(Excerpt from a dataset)
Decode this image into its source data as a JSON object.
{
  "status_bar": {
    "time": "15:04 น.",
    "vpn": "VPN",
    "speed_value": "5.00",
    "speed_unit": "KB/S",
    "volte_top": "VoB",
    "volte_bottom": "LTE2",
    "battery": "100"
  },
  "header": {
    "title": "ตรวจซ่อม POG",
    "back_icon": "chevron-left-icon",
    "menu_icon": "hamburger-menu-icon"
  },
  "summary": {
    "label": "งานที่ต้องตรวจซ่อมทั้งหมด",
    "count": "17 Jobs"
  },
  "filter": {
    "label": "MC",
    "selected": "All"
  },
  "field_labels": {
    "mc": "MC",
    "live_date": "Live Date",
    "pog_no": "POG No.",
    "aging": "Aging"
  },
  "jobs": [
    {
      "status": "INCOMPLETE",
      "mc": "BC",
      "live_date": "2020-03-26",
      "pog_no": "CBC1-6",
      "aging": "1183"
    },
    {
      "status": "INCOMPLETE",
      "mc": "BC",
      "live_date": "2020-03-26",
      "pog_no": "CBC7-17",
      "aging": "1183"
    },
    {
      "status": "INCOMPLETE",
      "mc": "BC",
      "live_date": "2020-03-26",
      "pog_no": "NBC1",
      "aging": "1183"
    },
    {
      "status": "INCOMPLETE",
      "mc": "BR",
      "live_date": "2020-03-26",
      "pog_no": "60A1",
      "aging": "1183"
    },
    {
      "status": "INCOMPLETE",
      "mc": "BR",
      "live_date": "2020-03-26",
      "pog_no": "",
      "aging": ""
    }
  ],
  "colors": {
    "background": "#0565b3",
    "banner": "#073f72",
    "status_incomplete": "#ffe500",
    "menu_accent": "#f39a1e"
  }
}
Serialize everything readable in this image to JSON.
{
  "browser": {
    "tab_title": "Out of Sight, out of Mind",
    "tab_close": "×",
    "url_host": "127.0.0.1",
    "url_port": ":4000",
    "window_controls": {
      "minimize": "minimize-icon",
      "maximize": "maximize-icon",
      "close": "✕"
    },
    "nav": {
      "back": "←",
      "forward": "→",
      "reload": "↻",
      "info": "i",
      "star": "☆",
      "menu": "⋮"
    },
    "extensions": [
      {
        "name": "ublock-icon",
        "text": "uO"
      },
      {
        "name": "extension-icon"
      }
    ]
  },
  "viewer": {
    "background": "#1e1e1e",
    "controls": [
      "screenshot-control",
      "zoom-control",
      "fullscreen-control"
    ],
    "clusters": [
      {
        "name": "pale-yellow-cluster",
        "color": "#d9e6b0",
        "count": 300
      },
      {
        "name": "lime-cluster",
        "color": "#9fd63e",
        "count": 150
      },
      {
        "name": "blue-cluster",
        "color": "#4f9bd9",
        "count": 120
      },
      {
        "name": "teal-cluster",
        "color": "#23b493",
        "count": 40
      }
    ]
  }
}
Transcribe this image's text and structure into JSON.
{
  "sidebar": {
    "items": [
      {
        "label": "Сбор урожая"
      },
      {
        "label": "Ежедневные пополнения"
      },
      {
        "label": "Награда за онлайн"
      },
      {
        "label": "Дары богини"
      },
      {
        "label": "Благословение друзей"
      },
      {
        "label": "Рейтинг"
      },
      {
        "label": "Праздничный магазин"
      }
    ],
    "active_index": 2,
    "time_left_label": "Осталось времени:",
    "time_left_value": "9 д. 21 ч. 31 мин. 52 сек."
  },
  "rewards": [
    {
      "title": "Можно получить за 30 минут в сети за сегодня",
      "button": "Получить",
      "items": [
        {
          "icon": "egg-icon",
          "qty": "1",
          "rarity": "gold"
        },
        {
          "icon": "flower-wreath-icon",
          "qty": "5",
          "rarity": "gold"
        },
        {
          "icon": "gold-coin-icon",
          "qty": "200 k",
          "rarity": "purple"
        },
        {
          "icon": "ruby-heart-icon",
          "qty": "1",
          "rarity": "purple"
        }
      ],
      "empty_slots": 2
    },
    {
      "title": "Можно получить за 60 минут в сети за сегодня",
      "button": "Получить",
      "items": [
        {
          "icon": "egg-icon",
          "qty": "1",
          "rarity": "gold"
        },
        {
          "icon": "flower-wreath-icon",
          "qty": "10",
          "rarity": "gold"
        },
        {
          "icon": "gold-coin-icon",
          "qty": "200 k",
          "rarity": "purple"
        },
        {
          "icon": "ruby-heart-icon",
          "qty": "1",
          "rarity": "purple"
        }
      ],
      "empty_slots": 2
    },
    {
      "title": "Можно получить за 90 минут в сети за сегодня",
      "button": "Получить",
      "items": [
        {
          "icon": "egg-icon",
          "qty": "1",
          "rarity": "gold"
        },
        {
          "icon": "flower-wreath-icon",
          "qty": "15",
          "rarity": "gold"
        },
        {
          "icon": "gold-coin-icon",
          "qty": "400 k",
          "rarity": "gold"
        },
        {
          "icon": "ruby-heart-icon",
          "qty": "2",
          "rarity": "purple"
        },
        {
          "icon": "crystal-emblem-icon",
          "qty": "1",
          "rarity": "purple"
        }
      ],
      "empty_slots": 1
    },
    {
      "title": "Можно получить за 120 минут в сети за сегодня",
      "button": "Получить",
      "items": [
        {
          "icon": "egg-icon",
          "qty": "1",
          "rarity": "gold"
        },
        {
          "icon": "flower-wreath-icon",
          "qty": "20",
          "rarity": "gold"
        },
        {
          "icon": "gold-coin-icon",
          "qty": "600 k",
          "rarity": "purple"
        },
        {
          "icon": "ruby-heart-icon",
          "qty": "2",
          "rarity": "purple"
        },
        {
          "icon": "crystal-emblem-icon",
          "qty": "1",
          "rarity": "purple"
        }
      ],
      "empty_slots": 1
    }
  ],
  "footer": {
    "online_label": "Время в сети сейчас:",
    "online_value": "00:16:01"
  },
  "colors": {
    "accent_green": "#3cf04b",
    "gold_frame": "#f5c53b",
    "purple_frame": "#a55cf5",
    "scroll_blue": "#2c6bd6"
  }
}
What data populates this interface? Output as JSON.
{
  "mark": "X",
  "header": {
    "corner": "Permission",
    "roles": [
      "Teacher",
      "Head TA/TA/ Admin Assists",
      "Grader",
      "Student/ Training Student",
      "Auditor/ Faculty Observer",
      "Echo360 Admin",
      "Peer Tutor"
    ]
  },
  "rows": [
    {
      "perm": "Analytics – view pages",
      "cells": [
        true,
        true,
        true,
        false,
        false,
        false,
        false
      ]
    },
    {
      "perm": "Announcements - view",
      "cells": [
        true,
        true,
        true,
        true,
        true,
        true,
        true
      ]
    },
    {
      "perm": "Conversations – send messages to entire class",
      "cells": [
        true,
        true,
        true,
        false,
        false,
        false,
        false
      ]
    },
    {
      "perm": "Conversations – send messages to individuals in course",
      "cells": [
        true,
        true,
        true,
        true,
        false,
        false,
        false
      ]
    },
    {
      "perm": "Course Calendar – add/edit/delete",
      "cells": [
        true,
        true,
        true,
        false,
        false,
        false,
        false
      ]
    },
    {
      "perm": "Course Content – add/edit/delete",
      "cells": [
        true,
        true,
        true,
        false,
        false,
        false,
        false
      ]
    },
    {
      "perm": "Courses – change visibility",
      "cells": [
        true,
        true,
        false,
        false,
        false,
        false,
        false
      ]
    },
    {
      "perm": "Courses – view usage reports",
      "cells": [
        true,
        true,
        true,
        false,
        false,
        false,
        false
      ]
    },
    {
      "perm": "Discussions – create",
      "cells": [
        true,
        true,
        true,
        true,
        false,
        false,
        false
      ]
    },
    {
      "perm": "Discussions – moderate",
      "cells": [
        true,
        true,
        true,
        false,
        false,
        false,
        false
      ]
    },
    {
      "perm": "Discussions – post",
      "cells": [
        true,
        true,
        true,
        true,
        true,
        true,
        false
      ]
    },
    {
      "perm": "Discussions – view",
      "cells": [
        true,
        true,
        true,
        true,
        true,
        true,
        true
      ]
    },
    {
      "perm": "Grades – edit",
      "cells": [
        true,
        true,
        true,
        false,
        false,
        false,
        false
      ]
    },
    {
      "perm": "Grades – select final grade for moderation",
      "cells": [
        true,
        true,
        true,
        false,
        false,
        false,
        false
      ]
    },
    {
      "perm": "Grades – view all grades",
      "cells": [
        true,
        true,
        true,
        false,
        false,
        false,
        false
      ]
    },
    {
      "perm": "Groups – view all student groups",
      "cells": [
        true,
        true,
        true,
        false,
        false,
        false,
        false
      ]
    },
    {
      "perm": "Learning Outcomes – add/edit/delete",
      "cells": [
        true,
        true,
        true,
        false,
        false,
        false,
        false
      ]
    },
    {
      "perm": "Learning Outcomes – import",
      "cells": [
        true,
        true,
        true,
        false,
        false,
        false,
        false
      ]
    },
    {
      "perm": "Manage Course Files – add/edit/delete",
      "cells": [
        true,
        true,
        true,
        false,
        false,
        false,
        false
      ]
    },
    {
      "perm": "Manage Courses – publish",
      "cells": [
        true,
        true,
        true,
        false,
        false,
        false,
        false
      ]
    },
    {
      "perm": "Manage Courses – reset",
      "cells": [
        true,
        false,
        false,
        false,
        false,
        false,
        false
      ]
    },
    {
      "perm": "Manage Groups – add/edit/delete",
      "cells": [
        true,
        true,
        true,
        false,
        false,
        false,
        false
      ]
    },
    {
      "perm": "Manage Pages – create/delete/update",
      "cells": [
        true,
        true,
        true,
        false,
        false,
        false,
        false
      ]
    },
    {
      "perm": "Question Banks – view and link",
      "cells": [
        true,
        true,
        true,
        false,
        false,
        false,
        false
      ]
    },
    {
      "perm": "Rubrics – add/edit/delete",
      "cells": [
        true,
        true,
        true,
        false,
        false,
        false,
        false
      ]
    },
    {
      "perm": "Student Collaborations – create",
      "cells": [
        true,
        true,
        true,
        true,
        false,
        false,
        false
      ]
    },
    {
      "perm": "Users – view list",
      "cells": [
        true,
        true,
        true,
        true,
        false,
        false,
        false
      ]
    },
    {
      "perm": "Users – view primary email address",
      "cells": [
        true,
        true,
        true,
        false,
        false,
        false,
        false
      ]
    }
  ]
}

Task instructions. Pull out all lines from the listing that contain the string "Users".

Reply to the exercise.
      "perm": "Users – view list",
      "perm": "Users – view primary email address",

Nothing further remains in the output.